### The request
Only the lines from the one containing "What data populates" through the final line of the material below should be output, exactly as they stand.

### Data lines
========================

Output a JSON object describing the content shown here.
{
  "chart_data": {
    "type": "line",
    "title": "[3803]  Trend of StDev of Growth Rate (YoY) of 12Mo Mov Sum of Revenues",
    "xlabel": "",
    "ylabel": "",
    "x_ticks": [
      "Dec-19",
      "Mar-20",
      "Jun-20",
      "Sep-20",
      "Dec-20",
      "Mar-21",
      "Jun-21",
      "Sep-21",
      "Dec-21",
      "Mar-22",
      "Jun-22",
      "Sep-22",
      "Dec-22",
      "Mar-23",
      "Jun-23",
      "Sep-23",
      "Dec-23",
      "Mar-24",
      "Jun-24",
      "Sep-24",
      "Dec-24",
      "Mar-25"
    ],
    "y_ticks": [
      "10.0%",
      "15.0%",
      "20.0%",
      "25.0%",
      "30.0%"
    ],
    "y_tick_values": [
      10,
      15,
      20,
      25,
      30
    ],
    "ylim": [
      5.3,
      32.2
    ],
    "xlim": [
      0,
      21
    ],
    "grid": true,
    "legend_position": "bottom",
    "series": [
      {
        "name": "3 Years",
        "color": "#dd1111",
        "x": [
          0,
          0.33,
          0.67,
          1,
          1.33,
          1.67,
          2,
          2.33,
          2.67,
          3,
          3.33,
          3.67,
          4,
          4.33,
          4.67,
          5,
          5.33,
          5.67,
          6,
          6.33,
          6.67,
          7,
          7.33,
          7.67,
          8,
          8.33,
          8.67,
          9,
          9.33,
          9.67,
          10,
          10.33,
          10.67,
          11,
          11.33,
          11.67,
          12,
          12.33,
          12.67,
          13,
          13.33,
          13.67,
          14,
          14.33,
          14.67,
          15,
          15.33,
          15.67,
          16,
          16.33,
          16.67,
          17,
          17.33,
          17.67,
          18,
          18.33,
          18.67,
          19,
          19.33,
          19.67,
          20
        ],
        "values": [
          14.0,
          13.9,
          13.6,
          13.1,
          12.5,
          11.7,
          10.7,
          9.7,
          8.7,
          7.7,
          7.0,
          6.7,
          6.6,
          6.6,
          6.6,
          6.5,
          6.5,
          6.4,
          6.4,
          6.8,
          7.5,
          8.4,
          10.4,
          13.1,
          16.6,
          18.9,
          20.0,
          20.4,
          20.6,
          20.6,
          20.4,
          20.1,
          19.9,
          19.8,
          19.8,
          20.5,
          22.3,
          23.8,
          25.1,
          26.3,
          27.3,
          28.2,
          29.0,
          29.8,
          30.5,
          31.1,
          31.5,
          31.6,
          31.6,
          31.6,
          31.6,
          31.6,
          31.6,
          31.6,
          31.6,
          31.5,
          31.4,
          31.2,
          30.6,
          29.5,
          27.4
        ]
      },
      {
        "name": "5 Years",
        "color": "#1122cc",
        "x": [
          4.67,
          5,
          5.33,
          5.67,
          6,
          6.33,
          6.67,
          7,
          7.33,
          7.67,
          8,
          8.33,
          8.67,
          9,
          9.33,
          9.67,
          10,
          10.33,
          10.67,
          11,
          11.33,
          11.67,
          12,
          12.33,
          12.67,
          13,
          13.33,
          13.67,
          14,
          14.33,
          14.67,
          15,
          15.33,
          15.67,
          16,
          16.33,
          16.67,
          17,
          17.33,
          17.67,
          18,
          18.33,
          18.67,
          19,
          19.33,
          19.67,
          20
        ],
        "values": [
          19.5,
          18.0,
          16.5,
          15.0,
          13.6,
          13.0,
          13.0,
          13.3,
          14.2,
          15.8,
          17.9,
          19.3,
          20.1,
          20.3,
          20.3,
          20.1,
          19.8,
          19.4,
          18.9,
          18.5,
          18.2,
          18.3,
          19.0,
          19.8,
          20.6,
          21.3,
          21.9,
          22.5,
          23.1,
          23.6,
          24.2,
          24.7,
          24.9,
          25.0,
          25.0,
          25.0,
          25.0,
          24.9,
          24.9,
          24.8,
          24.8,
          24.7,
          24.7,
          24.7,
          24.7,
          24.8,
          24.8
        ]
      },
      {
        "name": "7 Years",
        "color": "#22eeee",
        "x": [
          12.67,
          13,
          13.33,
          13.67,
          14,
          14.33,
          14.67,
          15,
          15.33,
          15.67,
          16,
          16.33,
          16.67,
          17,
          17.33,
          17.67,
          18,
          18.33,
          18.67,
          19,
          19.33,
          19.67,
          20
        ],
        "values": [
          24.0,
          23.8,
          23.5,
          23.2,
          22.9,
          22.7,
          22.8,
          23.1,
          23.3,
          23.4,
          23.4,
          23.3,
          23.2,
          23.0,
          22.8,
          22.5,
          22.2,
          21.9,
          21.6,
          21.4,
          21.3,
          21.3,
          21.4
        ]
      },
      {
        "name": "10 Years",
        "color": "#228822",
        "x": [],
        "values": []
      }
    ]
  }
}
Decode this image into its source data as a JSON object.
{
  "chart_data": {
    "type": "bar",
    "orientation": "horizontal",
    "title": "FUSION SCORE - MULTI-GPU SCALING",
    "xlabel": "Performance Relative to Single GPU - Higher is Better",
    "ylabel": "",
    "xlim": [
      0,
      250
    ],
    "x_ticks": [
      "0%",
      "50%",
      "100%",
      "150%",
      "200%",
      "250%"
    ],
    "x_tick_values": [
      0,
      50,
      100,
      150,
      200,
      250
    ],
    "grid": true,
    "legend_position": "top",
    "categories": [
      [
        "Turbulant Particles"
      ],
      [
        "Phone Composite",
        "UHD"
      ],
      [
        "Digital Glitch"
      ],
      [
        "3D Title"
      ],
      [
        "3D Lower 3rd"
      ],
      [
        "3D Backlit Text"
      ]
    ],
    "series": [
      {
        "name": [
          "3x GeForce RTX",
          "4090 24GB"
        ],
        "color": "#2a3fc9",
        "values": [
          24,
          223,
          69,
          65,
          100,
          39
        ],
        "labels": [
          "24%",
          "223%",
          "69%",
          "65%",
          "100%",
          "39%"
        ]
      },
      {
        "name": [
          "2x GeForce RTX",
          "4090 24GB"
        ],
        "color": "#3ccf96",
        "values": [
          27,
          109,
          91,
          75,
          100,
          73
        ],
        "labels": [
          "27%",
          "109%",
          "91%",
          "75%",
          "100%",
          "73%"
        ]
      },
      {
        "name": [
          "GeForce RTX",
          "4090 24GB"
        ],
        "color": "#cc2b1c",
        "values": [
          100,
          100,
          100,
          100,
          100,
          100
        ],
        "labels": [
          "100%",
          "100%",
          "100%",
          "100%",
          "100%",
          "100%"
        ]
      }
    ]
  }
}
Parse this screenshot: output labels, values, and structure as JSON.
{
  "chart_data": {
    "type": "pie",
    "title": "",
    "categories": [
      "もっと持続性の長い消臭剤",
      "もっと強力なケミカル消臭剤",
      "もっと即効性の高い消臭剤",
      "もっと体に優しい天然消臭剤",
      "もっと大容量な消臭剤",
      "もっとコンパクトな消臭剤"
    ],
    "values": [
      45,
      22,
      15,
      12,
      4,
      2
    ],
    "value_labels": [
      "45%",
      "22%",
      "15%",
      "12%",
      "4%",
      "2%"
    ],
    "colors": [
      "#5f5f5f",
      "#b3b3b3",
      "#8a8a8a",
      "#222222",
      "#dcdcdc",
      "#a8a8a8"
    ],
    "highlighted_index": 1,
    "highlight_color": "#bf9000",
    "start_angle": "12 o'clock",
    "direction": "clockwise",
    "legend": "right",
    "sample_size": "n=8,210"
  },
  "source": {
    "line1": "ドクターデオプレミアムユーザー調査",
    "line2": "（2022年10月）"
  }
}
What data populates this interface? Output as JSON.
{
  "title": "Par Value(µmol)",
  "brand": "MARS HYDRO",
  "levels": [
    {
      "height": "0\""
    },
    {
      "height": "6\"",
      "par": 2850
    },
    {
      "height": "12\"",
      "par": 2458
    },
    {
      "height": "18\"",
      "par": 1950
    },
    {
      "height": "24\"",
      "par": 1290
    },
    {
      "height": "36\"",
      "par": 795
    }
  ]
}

========================

### Answer to this exercise
What data populates this interface? Output as JSON.
{
  "title": "Par Value(µmol)",
  "brand": "MARS HYDRO",
  "levels": [
    {
      "height": "0\""
    },
    {
      "height": "6\"",
      "par": 2850
    },
    {
      "height": "12\"",
      "par": 2458
    },
    {
      "height": "18\"",
      "par": 1950
    },
    {
      "height": "24\"",
      "par": 1290
    },
    {
      "height": "36\"",
      "par": 795
    }
  ]
}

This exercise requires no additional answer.